Data in this exercise -
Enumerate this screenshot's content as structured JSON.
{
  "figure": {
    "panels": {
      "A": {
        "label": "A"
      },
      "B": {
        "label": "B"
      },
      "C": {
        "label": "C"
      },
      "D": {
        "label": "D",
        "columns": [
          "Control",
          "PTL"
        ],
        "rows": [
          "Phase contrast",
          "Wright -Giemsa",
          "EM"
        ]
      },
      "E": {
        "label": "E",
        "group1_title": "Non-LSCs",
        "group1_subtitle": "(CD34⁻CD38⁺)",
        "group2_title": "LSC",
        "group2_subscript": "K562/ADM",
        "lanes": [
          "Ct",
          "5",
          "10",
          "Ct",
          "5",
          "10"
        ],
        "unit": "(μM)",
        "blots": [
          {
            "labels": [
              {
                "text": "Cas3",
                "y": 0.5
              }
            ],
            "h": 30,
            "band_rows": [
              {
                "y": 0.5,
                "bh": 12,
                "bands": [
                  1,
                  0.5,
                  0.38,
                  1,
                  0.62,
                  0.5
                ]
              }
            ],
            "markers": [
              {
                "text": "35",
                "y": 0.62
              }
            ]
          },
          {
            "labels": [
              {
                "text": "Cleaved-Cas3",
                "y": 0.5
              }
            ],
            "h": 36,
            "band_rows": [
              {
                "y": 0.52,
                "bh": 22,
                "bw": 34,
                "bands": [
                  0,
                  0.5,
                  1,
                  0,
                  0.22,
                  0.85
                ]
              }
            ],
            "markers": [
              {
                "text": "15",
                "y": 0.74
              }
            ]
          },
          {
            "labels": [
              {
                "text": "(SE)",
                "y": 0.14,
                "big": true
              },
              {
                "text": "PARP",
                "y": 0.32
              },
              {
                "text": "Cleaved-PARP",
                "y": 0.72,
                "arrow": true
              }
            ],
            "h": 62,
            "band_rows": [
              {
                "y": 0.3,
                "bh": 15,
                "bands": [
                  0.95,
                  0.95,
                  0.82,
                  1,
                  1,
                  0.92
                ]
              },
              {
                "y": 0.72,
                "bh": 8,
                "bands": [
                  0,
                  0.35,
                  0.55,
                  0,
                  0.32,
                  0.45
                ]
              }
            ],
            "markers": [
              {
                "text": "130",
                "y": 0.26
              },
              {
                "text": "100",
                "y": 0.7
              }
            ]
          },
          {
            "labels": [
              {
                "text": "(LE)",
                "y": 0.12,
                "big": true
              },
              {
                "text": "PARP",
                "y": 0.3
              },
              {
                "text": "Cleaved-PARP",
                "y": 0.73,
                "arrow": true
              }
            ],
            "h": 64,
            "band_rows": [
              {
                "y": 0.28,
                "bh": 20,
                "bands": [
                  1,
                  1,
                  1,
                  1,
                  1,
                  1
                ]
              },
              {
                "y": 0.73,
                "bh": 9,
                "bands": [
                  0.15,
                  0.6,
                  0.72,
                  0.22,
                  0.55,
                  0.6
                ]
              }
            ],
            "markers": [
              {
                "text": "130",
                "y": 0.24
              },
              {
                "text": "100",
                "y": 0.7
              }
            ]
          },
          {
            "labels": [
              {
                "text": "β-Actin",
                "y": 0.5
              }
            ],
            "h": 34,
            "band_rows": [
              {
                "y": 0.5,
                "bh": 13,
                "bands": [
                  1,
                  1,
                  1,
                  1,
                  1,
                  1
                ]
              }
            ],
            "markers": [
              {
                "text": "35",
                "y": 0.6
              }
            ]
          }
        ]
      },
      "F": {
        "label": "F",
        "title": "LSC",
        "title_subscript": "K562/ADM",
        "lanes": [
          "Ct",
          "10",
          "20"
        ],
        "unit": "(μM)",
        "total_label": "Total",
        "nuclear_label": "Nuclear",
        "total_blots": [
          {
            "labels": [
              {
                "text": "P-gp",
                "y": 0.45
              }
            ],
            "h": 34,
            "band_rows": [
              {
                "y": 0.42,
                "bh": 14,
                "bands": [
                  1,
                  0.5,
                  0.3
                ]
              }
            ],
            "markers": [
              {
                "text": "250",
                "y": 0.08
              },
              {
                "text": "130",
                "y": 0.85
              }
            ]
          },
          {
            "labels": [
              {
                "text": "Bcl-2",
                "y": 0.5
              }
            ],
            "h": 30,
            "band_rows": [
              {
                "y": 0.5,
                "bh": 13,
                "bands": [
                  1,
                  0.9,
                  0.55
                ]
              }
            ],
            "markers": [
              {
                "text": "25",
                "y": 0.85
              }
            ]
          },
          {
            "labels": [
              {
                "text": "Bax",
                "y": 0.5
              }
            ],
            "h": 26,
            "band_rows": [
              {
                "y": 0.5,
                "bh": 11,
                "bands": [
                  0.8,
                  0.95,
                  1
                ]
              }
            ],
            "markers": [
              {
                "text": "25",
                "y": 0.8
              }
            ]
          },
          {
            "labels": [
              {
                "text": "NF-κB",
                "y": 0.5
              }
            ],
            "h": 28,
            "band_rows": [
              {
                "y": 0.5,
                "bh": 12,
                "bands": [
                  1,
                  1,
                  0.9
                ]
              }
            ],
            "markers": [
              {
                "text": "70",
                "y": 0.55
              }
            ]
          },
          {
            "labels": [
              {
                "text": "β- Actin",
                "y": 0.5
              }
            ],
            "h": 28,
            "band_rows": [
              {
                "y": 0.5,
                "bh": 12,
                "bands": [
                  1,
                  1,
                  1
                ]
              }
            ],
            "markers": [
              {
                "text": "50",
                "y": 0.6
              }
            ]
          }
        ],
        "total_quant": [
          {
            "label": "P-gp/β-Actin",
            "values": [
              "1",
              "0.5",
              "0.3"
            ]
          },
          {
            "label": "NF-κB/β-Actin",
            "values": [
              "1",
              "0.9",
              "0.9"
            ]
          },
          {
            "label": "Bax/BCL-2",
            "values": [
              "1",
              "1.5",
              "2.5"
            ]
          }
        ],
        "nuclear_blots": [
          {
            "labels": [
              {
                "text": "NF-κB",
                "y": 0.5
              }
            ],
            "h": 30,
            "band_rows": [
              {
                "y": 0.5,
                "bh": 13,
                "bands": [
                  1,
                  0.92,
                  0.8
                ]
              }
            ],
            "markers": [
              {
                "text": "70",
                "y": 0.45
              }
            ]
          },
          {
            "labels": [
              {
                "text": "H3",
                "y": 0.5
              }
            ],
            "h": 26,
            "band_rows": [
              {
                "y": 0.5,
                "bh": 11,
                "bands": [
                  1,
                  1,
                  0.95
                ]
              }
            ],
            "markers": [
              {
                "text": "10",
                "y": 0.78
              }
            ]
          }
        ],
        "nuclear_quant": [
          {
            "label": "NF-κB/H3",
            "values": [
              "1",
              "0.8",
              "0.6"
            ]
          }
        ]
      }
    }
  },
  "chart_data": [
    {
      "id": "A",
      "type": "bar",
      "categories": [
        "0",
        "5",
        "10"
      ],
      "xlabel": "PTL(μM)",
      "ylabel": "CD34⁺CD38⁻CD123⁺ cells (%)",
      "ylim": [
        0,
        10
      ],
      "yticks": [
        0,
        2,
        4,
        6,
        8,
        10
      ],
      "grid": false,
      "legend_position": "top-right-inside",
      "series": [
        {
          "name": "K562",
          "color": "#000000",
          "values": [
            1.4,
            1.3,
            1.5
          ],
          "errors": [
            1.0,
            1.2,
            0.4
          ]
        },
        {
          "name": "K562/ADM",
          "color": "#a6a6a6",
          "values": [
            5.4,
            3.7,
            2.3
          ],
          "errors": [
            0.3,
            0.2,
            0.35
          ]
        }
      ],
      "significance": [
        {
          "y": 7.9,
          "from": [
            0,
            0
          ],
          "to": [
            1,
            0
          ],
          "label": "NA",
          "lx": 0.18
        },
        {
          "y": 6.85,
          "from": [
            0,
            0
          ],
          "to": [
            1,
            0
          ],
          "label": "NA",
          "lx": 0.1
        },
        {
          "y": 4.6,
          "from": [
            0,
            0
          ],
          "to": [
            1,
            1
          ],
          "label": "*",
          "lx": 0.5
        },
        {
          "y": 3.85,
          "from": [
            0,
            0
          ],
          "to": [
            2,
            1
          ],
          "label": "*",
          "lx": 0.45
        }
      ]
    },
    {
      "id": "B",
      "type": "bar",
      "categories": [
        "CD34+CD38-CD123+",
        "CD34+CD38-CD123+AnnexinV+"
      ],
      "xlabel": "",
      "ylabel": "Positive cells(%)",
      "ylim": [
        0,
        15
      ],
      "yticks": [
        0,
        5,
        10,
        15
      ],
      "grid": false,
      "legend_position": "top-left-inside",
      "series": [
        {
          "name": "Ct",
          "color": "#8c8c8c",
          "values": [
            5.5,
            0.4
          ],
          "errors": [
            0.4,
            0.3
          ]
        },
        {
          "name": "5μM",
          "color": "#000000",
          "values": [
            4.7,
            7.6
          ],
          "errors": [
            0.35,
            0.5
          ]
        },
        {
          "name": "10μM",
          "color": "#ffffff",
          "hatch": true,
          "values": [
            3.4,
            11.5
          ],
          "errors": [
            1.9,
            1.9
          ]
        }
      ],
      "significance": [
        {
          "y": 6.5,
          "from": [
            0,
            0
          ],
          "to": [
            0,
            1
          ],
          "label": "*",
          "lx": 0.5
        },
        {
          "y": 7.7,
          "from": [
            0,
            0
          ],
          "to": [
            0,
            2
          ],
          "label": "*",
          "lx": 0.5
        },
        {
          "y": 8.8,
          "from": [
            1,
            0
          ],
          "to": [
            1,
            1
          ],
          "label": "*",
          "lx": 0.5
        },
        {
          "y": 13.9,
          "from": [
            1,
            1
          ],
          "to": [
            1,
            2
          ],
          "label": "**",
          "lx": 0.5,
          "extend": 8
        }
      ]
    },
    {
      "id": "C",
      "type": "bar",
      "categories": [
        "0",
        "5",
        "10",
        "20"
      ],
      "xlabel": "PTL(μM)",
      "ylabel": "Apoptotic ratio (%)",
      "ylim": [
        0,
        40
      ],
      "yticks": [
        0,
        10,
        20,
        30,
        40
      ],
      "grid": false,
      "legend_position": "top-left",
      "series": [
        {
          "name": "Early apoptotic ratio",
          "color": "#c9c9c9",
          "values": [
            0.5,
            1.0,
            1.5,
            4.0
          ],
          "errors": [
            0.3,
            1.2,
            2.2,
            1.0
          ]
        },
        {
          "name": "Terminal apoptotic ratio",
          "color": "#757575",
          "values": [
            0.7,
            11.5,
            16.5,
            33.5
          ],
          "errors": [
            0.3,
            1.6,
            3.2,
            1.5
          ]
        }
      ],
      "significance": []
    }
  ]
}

Exercise aim -
When a line in the records above holds "cells", that line is to be reported.

Expected answer -
      "ylabel": "CD34⁺CD38⁻CD123⁺ cells (%)",
      "ylabel": "Positive cells(%)",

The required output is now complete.